-- Start of Data in this exercise --

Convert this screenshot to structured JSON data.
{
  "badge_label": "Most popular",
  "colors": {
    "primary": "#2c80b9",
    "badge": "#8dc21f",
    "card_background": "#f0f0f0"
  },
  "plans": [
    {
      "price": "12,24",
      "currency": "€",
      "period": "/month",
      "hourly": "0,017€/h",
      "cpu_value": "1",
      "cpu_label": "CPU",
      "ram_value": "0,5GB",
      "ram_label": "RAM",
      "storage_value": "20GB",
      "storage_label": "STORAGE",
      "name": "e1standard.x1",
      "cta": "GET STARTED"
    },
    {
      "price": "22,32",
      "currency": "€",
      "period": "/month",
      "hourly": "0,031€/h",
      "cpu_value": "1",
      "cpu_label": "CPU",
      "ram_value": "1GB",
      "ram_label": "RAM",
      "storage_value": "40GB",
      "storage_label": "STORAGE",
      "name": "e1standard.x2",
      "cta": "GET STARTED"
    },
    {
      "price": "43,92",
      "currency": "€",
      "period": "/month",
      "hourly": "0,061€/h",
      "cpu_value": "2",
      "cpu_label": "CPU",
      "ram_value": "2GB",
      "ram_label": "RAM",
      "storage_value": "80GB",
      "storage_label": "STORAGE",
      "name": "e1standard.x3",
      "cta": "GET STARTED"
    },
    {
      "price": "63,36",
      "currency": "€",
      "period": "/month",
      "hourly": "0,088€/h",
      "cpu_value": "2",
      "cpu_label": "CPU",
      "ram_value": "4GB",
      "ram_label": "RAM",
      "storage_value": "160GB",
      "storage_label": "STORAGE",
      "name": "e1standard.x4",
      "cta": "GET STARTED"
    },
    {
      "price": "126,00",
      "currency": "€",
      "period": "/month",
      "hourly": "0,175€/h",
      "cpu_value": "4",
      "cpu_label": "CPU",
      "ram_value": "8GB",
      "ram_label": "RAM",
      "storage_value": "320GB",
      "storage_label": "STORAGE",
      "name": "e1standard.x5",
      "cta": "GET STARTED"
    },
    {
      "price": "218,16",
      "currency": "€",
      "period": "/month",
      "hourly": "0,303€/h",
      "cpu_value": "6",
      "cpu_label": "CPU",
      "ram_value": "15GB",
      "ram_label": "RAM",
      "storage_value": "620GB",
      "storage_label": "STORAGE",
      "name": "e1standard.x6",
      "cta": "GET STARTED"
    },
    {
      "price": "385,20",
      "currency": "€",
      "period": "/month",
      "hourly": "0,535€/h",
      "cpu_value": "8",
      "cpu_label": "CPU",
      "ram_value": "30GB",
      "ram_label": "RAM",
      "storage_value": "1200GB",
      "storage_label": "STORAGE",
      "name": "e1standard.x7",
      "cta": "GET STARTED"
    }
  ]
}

-- End of Data in this exercise --

**Exercise directions**. Set down the listing above in full, please, exactly as it appears.

**Solution to the problem**.
Convert this screenshot to structured JSON data.
{
  "badge_label": "Most popular",
  "colors": {
    "primary": "#2c80b9",
    "badge": "#8dc21f",
    "card_background": "#f0f0f0"
  },
  "plans": [
    {
      "price": "12,24",
      "currency": "€",
      "period": "/month",
      "hourly": "0,017€/h",
      "cpu_value": "1",
      "cpu_label": "CPU",
      "ram_value": "0,5GB",
      "ram_label": "RAM",
      "storage_value": "20GB",
      "storage_label": "STORAGE",
      "name": "e1standard.x1",
      "cta": "GET STARTED"
    },
    {
      "price": "22,32",
      "currency": "€",
      "period": "/month",
      "hourly": "0,031€/h",
      "cpu_value": "1",
      "cpu_label": "CPU",
      "ram_value": "1GB",
      "ram_label": "RAM",
      "storage_value": "40GB",
      "storage_label": "STORAGE",
      "name": "e1standard.x2",
      "cta": "GET STARTED"
    },
    {
      "price": "43,92",
      "currency": "€",
      "period": "/month",
      "hourly": "0,061€/h",
      "cpu_value": "2",
      "cpu_label": "CPU",
      "ram_value": "2GB",
      "ram_label": "RAM",
      "storage_value": "80GB",
      "storage_label": "STORAGE",
      "name": "e1standard.x3",
      "cta": "GET STARTED"
    },
    {
      "price": "63,36",
      "currency": "€",
      "period": "/month",
      "hourly": "0,088€/h",
      "cpu_value": "2",
      "cpu_label": "CPU",
      "ram_value": "4GB",
      "ram_label": "RAM",
      "storage_value": "160GB",
      "storage_label": "STORAGE",
      "name": "e1standard.x4",
      "cta": "GET STARTED"
    },
    {
      "price": "126,00",
      "currency": "€",
      "period": "/month",
      "hourly": "0,175€/h",
      "cpu_value": "4",
      "cpu_label": "CPU",
      "ram_value": "8GB",
      "ram_label": "RAM",
      "storage_value": "320GB",
      "storage_label": "STORAGE",
      "name": "e1standard.x5",
      "cta": "GET STARTED"
    },
    {
      "price": "218,16",
      "currency": "€",
      "period": "/month",
      "hourly": "0,303€/h",
      "cpu_value": "6",
      "cpu_label": "CPU",
      "ram_value": "15GB",
      "ram_label": "RAM",
      "storage_value": "620GB",
      "storage_label": "STORAGE",
      "name": "e1standard.x6",
      "cta": "GET STARTED"
    },
    {
      "price": "385,20",
      "currency": "€",
      "period": "/month",
      "hourly": "0,535€/h",
      "cpu_value": "8",
      "cpu_label": "CPU",
      "ram_value": "30GB",
      "ram_label": "RAM",
      "storage_value": "1200GB",
      "storage_label": "STORAGE",
      "name": "e1standard.x7",
      "cta": "GET STARTED"
    }
  ]
}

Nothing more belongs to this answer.